WORK TO COMPLETE:
Copy all the material below, exactly as it stands.

TASK INPUTS:
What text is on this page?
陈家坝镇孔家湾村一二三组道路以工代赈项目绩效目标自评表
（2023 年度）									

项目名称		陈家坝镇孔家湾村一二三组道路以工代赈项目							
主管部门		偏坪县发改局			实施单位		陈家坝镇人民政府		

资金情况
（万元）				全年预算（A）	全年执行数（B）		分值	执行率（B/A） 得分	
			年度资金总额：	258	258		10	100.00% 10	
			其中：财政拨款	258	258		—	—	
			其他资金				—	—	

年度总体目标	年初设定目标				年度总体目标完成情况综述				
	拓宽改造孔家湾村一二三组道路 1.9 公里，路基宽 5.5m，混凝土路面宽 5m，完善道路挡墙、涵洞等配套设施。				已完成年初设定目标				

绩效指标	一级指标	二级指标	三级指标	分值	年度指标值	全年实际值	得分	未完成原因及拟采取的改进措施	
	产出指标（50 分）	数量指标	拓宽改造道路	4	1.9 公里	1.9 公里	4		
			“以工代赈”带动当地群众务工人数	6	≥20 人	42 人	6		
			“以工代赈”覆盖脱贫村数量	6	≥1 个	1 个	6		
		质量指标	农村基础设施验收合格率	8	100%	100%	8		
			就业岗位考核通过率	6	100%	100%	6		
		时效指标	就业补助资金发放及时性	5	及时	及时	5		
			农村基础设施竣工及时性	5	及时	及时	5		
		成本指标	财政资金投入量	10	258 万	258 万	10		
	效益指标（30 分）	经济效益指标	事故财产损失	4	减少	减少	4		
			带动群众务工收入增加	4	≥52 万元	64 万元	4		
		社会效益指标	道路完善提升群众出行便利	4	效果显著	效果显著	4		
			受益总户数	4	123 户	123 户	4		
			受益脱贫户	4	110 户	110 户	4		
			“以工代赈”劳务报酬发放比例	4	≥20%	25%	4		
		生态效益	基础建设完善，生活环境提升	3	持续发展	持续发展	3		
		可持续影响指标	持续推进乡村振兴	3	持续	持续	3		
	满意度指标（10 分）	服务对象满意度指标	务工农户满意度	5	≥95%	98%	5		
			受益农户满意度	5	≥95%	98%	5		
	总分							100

TASK ANSWER:
What text is on this page?
陈家坝镇孔家湾村一二三组道路以工代赈项目绩效目标自评表
（2023 年度）									

项目名称		陈家坝镇孔家湾村一二三组道路以工代赈项目							
主管部门		偏坪县发改局			实施单位		陈家坝镇人民政府		

资金情况
（万元）				全年预算（A）	全年执行数（B）		分值	执行率（B/A） 得分	
			年度资金总额：	258	258		10	100.00% 10	
			其中：财政拨款	258	258		—	—	
			其他资金				—	—	

年度总体目标	年初设定目标				年度总体目标完成情况综述				
	拓宽改造孔家湾村一二三组道路 1.9 公里，路基宽 5.5m，混凝土路面宽 5m，完善道路挡墙、涵洞等配套设施。				已完成年初设定目标				

绩效指标	一级指标	二级指标	三级指标	分值	年度指标值	全年实际值	得分	未完成原因及拟采取的改进措施	
	产出指标（50 分）	数量指标	拓宽改造道路	4	1.9 公里	1.9 公里	4		
			“以工代赈”带动当地群众务工人数	6	≥20 人	42 人	6		
			“以工代赈”覆盖脱贫村数量	6	≥1 个	1 个	6		
		质量指标	农村基础设施验收合格率	8	100%	100%	8		
			就业岗位考核通过率	6	100%	100%	6		
		时效指标	就业补助资金发放及时性	5	及时	及时	5		
			农村基础设施竣工及时性	5	及时	及时	5		
		成本指标	财政资金投入量	10	258 万	258 万	10		
	效益指标（30 分）	经济效益指标	事故财产损失	4	减少	减少	4		
			带动群众务工收入增加	4	≥52 万元	64 万元	4		
		社会效益指标	道路完善提升群众出行便利	4	效果显著	效果显著	4		
			受益总户数	4	123 户	123 户	4		
			受益脱贫户	4	110 户	110 户	4		
			“以工代赈”劳务报酬发放比例	4	≥20%	25%	4		
		生态效益	基础建设完善，生活环境提升	3	持续发展	持续发展	3		
		可持续影响指标	持续推进乡村振兴	3	持续	持续	3		
	满意度指标（10 分）	服务对象满意度指标	务工农户满意度	5	≥95%	98%	5		
			受益农户满意度	5	≥95%	98%	5		
	总分							100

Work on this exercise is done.